Written instruction:
In the listing below, locate the lines bearing the word "JSON". Copy every one of them.

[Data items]

start

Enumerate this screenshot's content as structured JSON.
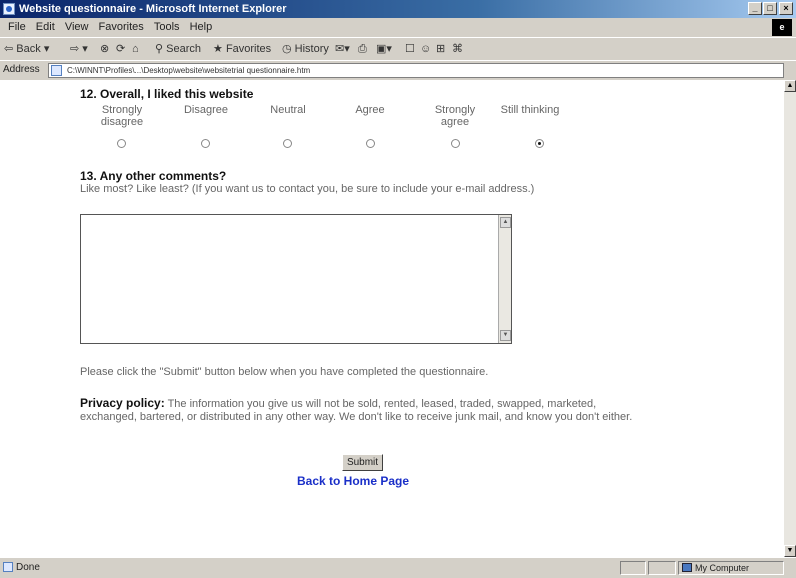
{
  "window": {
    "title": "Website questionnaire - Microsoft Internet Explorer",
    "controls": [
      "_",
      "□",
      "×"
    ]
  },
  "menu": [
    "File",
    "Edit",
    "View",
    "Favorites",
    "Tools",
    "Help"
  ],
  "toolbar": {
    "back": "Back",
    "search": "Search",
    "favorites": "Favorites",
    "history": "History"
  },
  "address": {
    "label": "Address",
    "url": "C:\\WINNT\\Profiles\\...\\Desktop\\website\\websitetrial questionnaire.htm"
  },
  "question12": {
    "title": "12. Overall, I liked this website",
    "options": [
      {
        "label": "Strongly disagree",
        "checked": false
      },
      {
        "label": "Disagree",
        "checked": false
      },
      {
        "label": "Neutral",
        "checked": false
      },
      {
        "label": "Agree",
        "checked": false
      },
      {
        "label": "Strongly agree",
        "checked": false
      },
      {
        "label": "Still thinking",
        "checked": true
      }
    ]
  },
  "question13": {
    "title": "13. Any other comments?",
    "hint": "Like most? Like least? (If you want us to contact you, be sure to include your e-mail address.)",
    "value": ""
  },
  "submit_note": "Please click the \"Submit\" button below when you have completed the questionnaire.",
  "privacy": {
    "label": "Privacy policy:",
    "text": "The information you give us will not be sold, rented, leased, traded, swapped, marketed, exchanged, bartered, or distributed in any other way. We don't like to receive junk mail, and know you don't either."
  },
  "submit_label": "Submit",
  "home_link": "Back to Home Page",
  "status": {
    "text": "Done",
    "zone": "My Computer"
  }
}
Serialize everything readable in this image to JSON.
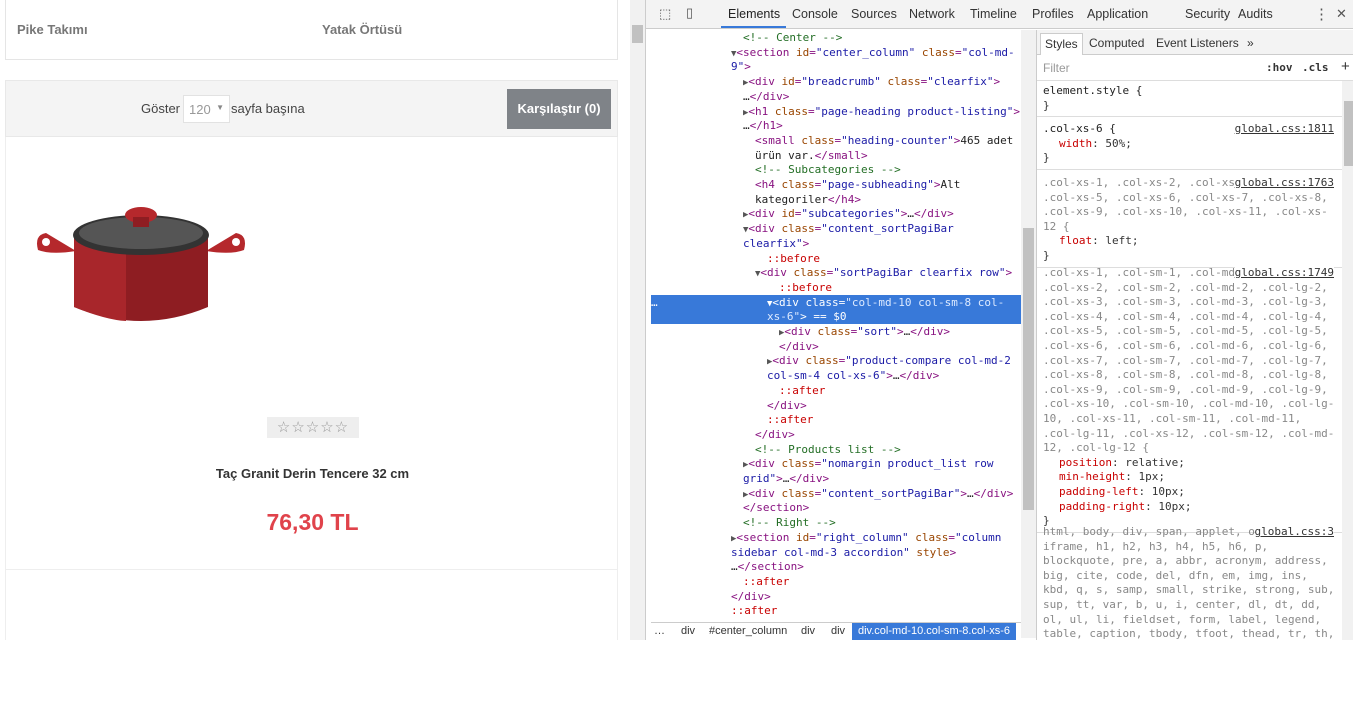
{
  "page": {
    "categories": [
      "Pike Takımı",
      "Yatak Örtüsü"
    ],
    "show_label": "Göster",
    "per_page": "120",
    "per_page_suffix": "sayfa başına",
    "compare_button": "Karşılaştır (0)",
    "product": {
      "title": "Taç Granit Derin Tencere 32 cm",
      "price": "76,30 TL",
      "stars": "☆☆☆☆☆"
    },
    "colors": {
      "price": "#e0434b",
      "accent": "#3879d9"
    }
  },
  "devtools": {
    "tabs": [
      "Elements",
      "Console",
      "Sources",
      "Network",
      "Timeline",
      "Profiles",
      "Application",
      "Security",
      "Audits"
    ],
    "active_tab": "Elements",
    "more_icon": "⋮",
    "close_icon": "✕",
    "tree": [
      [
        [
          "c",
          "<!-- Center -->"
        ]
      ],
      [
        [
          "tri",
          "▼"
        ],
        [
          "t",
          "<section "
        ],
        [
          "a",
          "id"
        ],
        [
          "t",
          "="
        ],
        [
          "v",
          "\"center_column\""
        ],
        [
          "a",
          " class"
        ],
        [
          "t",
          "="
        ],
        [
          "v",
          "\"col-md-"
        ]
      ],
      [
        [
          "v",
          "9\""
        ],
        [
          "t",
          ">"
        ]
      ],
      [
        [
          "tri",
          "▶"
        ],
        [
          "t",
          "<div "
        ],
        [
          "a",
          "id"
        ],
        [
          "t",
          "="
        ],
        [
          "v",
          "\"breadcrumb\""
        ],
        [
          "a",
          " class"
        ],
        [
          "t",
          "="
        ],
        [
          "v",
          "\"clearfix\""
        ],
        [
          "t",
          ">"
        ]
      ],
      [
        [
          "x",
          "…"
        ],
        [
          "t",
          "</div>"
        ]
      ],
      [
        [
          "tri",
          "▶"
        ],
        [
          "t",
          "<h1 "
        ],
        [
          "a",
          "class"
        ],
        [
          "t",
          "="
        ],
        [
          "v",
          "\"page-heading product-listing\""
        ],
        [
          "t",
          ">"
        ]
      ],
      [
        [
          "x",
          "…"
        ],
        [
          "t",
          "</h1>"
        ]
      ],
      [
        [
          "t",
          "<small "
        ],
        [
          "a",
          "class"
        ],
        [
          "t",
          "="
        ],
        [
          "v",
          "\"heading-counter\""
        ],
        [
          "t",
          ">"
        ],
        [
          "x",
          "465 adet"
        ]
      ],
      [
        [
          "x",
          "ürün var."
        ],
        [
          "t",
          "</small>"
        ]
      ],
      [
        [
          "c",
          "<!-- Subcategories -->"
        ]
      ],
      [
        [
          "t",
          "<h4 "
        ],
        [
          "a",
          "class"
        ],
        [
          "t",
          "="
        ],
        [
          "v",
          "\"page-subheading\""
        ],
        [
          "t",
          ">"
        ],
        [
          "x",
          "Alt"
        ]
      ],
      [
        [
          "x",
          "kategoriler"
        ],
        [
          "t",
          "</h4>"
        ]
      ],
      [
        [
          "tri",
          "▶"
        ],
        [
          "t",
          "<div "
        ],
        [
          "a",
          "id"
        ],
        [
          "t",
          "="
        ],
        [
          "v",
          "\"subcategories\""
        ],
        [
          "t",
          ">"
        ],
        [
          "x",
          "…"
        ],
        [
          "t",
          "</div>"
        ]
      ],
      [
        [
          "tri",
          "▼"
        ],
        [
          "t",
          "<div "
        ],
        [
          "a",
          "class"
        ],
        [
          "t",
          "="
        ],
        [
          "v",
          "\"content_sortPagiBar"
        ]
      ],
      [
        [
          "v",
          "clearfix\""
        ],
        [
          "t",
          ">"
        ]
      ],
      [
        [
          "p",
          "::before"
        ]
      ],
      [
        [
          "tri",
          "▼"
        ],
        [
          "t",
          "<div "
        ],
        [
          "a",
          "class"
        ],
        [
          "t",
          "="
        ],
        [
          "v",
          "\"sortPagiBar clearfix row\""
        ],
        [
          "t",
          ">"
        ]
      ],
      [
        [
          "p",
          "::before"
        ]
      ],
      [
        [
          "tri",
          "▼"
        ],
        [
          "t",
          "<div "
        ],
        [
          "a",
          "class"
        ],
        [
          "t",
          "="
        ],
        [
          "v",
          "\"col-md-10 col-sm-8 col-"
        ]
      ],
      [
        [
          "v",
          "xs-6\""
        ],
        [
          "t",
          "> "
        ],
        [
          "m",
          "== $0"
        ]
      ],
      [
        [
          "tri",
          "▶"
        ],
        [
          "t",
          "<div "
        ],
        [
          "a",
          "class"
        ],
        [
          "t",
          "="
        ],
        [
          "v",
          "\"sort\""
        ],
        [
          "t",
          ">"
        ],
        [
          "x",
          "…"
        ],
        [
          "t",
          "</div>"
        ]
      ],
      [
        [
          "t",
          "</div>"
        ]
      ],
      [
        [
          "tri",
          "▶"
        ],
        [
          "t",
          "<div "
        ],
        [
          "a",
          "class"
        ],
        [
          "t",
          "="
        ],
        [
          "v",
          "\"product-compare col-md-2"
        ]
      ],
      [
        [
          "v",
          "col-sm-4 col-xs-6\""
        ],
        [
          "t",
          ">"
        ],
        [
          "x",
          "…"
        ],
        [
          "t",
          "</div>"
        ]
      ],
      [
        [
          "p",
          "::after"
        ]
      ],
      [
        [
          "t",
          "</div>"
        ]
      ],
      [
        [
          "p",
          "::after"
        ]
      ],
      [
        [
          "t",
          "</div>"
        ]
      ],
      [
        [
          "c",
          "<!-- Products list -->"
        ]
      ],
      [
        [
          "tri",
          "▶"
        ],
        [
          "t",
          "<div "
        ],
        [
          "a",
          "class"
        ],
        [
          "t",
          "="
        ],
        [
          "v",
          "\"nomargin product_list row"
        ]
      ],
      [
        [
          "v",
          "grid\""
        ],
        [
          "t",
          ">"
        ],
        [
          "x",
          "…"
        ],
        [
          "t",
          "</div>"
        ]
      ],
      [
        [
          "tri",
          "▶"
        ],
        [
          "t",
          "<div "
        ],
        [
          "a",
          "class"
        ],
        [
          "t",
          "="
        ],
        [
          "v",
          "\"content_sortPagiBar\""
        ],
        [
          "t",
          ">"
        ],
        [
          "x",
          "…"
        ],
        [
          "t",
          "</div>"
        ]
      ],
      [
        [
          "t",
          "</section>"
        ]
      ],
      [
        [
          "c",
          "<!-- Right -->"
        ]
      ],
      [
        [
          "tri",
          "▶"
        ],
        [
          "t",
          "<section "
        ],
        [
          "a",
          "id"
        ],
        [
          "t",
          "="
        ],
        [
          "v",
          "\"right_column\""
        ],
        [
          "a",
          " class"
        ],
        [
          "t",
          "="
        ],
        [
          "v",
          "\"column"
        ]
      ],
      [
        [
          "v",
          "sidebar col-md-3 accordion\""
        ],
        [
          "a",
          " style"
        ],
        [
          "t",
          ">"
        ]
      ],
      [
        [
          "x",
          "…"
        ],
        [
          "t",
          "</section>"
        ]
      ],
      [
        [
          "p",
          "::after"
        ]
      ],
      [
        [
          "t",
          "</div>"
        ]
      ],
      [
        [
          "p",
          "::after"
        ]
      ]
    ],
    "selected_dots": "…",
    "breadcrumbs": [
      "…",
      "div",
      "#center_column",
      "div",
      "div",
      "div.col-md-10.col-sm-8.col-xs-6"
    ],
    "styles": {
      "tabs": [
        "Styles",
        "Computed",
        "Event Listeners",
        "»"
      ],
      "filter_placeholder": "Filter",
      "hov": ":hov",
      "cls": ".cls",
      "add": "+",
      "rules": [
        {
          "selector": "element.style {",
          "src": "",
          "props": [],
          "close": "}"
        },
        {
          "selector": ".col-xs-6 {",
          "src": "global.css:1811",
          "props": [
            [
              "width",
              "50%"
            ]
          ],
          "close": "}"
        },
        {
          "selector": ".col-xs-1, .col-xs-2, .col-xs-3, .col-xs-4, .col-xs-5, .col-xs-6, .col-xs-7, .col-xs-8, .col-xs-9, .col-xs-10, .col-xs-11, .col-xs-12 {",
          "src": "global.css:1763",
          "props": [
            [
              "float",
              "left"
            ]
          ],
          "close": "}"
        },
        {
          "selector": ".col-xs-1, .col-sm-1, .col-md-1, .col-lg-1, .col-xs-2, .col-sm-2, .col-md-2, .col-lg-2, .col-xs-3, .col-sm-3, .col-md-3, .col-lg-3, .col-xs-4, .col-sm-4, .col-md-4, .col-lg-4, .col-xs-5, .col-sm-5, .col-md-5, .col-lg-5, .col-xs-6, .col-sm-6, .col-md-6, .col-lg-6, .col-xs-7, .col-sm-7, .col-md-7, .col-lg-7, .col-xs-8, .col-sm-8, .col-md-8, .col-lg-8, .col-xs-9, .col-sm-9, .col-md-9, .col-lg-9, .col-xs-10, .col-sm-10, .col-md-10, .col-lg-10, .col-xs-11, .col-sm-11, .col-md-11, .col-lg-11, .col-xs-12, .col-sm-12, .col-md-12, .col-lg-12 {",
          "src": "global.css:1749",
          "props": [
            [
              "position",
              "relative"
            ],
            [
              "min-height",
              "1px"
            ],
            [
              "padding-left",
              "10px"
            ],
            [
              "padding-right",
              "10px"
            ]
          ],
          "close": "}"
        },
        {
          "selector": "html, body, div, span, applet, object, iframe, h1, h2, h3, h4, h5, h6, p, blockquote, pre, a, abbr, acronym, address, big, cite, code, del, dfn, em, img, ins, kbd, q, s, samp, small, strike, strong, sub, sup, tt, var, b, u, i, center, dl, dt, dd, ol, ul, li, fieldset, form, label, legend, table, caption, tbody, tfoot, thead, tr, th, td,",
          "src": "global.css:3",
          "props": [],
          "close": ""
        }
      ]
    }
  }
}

end

Finished exercise:
Enumerate this screenshot's content as structured JSON.
Serialize everything readable in this image to JSON.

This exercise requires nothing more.